WHAT YOU WILL DO >>
Find the lines below that contain the word "Gawin" and count them. Only the number should be given.

EXERCISE MATERIALS >>
-- Begin --

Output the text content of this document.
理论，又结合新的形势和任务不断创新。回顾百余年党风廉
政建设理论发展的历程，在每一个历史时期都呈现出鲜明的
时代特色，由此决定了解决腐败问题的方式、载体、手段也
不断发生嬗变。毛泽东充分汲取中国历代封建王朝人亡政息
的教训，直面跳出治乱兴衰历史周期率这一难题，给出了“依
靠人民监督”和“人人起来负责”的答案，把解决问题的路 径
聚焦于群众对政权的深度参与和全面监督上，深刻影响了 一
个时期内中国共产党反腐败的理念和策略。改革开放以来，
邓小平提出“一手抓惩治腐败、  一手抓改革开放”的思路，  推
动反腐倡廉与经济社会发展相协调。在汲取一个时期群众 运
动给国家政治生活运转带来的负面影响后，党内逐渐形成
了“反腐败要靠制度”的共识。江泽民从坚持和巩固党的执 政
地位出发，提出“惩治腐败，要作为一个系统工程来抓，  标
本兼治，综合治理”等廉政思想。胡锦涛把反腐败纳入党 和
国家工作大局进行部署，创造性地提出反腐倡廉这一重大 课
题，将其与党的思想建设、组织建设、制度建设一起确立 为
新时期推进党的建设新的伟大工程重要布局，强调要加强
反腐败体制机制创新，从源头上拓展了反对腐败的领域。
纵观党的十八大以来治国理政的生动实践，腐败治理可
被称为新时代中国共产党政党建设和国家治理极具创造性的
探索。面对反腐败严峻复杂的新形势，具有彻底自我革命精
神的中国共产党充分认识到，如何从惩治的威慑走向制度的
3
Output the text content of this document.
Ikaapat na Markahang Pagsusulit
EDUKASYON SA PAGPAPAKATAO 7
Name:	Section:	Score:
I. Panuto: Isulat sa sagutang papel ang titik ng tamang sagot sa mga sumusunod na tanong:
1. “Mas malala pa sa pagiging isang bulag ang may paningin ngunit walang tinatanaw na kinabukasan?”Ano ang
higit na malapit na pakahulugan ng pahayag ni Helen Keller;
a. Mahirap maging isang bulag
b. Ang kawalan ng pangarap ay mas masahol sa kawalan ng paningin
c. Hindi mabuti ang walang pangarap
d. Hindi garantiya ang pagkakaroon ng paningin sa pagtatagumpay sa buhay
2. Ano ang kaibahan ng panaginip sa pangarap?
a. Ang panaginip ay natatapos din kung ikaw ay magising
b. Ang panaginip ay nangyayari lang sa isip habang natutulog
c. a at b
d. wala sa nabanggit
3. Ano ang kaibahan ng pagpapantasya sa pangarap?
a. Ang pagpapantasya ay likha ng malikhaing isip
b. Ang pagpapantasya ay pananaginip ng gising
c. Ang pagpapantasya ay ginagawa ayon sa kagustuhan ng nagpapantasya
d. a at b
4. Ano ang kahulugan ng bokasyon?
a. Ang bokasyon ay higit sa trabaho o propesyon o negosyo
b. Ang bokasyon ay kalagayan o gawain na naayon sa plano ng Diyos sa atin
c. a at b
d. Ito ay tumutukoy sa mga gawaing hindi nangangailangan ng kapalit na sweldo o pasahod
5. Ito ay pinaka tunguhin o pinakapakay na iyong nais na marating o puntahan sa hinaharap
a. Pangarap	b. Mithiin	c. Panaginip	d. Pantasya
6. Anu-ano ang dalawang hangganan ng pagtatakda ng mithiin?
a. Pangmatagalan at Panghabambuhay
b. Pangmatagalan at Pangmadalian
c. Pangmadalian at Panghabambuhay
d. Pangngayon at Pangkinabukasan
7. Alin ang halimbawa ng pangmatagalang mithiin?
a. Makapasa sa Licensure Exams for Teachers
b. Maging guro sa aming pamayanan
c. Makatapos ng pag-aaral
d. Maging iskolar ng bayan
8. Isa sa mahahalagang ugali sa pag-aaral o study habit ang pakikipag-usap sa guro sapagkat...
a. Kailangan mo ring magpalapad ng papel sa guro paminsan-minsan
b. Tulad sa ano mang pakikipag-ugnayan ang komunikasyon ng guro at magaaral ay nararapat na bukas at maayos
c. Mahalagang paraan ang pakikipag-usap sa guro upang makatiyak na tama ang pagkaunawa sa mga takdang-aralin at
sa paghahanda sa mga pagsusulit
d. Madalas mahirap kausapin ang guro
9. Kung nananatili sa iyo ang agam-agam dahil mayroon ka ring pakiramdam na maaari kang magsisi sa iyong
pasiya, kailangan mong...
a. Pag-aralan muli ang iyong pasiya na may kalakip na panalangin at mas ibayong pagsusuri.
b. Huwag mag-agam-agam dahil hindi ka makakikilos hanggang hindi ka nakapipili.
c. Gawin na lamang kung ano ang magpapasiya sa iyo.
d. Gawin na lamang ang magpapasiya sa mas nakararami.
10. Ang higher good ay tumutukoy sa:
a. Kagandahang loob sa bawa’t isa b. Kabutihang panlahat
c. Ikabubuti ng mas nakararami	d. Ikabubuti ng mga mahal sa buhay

-- End --

RESPONSE TO THE TASK >>
2